◆ Aim ◆
Without including the pictures, copy out every line below.

◆ Dataset entries ◆
## Start
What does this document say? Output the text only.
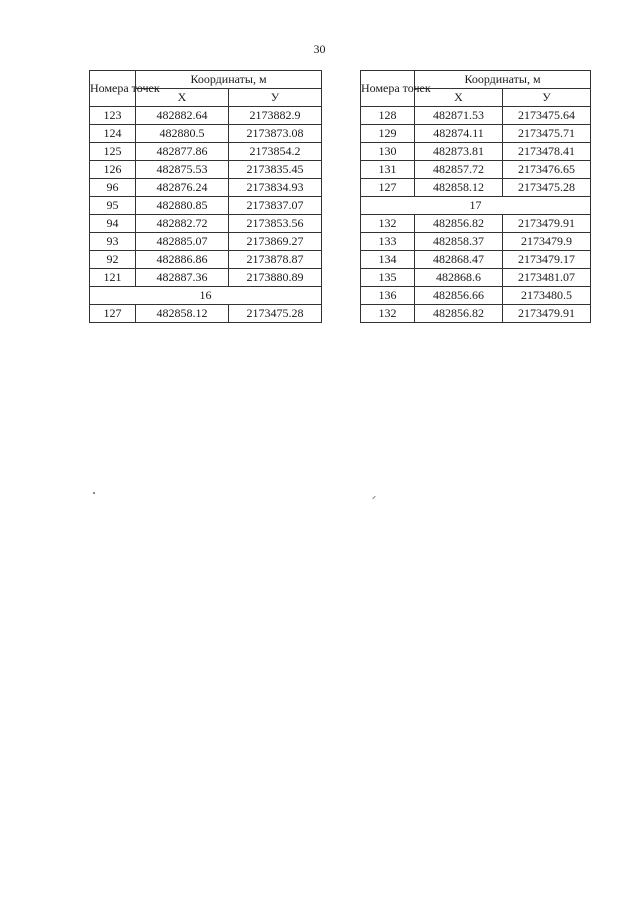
30
Номера точек	Координаты, м	
	X	У
123	482882.64	2173882.9
124	482880.5	2173873.08
125	482877.86	2173854.2
126	482875.53	2173835.45
96	482876.24	2173834.93
95	482880.85	2173837.07
94	482882.72	2173853.56
93	482885.07	2173869.27
92	482886.86	2173878.87
121	482887.36	2173880.89
16		
127	482858.12	2173475.28
Номера точек	Координаты, м	
	X	У
128	482871.53	2173475.64
129	482874.11	2173475.71
130	482873.81	2173478.41
131	482857.72	2173476.65
127	482858.12	2173475.28
17		
132	482856.82	2173479.91
133	482858.37	2173479.9
134	482868.47	2173479.17
135	482868.6	2173481.07
136	482856.66	2173480.5
132	482856.82	2173479.91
## End
◆ Output below ◆
What does this document say? Output the text only.
30
Номера точек	Координаты, м	
	X	У
123	482882.64	2173882.9
124	482880.5	2173873.08
125	482877.86	2173854.2
126	482875.53	2173835.45
96	482876.24	2173834.93
95	482880.85	2173837.07
94	482882.72	2173853.56
93	482885.07	2173869.27
92	482886.86	2173878.87
121	482887.36	2173880.89
16		
127	482858.12	2173475.28
Номера точек	Координаты, м	
	X	У
128	482871.53	2173475.64
129	482874.11	2173475.71
130	482873.81	2173478.41
131	482857.72	2173476.65
127	482858.12	2173475.28
17		
132	482856.82	2173479.91
133	482858.37	2173479.9
134	482868.47	2173479.17
135	482868.6	2173481.07
136	482856.66	2173480.5
132	482856.82	2173479.91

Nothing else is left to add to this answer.